▶ **Exercise description**: Your task is to output the data exactly as it stands.

======== Supplied data

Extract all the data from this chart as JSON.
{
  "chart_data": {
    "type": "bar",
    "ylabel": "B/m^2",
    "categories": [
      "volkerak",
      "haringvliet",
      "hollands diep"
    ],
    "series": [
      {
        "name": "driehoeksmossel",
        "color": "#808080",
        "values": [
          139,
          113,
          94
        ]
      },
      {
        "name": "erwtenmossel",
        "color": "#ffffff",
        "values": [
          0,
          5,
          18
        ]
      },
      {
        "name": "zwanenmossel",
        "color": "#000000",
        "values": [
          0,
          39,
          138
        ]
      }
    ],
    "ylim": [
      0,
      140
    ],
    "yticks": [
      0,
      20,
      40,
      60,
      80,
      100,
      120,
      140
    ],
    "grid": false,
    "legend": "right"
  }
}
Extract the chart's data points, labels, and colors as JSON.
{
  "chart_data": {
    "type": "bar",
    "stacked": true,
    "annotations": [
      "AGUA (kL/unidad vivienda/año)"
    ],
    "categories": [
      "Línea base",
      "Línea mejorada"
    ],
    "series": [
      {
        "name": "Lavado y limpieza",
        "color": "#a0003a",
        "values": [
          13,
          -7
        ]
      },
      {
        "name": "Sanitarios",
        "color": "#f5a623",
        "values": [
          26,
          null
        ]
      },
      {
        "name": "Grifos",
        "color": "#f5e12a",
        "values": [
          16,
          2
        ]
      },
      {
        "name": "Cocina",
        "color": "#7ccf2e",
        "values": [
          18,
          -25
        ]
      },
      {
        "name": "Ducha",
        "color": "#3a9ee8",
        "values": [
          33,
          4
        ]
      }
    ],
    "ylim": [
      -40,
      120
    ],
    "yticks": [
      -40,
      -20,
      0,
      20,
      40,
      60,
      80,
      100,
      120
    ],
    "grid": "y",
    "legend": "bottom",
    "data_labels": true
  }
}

================

▶ **Complete answer**:
Extract all the data from this chart as JSON.
{
  "chart_data": {
    "type": "bar",
    "ylabel": "B/m^2",
    "categories": [
      "volkerak",
      "haringvliet",
      "hollands diep"
    ],
    "series": [
      {
        "name": "driehoeksmossel",
        "color": "#808080",
        "values": [
          139,
          113,
          94
        ]
      },
      {
        "name": "erwtenmossel",
        "color": "#ffffff",
        "values": [
          0,
          5,
          18
        ]
      },
      {
        "name": "zwanenmossel",
        "color": "#000000",
        "values": [
          0,
          39,
          138
        ]
      }
    ],
    "ylim": [
      0,
      140
    ],
    "yticks": [
      0,
      20,
      40,
      60,
      80,
      100,
      120,
      140
    ],
    "grid": false,
    "legend": "right"
  }
}
Extract the chart's data points, labels, and colors as JSON.
{
  "chart_data": {
    "type": "bar",
    "stacked": true,
    "annotations": [
      "AGUA (kL/unidad vivienda/año)"
    ],
    "categories": [
      "Línea base",
      "Línea mejorada"
    ],
    "series": [
      {
        "name": "Lavado y limpieza",
        "color": "#a0003a",
        "values": [
          13,
          -7
        ]
      },
      {
        "name": "Sanitarios",
        "color": "#f5a623",
        "values": [
          26,
          null
        ]
      },
      {
        "name": "Grifos",
        "color": "#f5e12a",
        "values": [
          16,
          2
        ]
      },
      {
        "name": "Cocina",
        "color": "#7ccf2e",
        "values": [
          18,
          -25
        ]
      },
      {
        "name": "Ducha",
        "color": "#3a9ee8",
        "values": [
          33,
          4
        ]
      }
    ],
    "ylim": [
      -40,
      120
    ],
    "yticks": [
      -40,
      -20,
      0,
      20,
      40,
      60,
      80,
      100,
      120
    ],
    "grid": "y",
    "legend": "bottom",
    "data_labels": true
  }
}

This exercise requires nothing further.